Aim: From the entries below, please gather each line containing the string "museum".

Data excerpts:
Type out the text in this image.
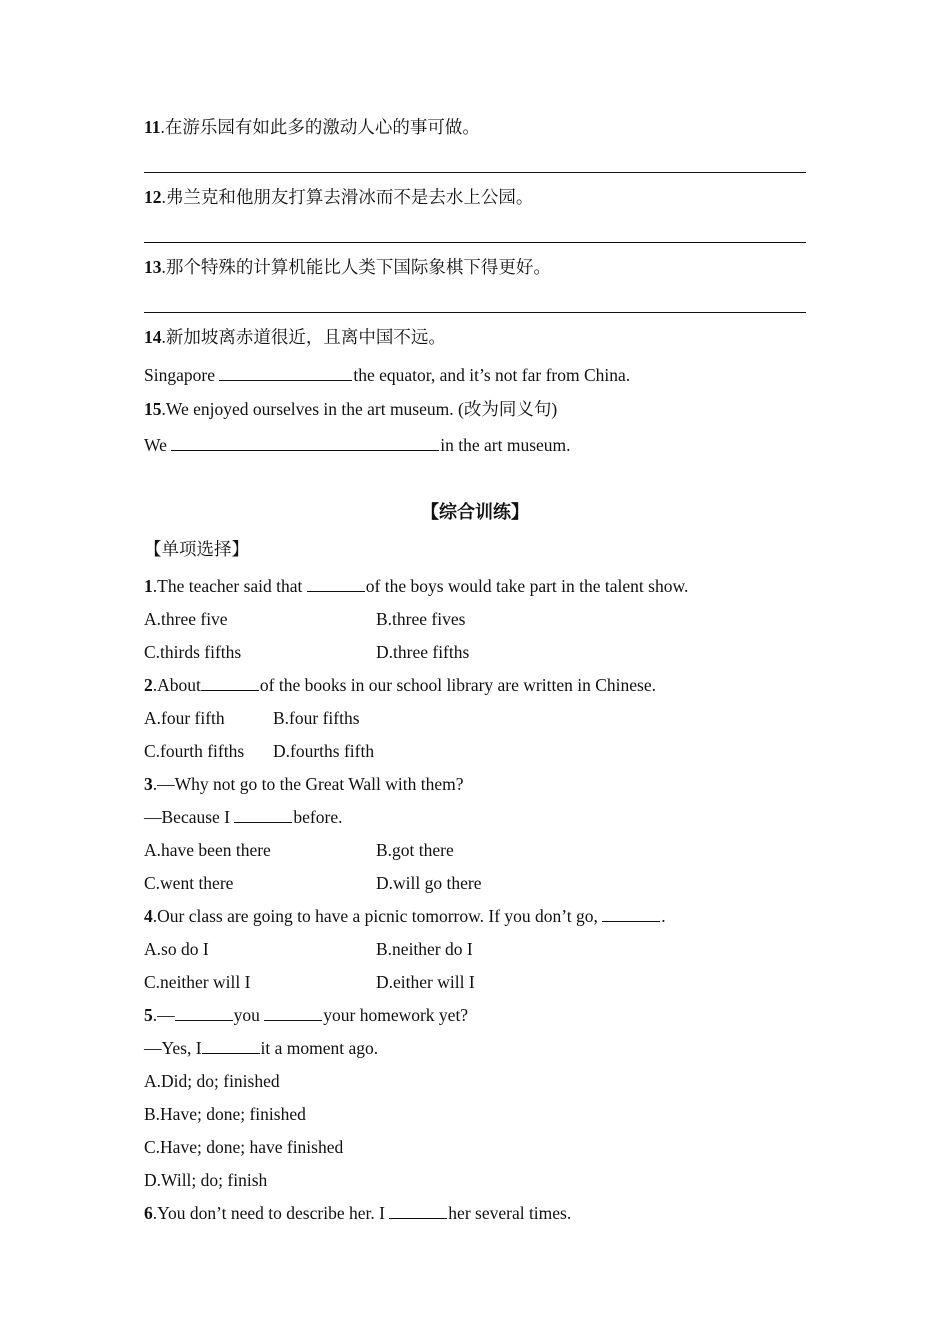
11.在游乐园有如此多的激动人心的事可做。
12.弗兰克和他朋友打算去滑冰而不是去水上公园。
13.那个特殊的计算机能比人类下国际象棋下得更好。
14.新加坡离赤道很近，且离中国不远。
Singapore	the equator, and it’s not far from China.
15.We enjoyed ourselves in the art museum. (改为同义句)
We	in the art museum.
【综合训练】
【单项选择】
1.The teacher said that	of the boys would take part in the talent show.
A.three five	B.three fives
C.thirds fifths	D.three fifths
2.About	of the books in our school library are written in Chinese.
A.four fifth	B.four fifths
C.fourth fifths D.fourths fifth
3.—Why not go to the Great Wall with them?
—Because I	before.
A.have been there	B.got there
C.went there	D.will go there
4.Our class are going to have a picnic tomorrow. If you don’t go,	.
A.so do I	B.neither do I
C.neither will I	D.either will I
5.—	you	your homework yet?
—Yes, I	it a moment ago.
A.Did; do; finished
B.Have; done; finished
C.Have; done; have finished
D.Will; do; finish
6.You don’t need to describe her. I	her several times.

The result:
15.We enjoyed ourselves in the art museum. (改为同义句)
We	in the art museum.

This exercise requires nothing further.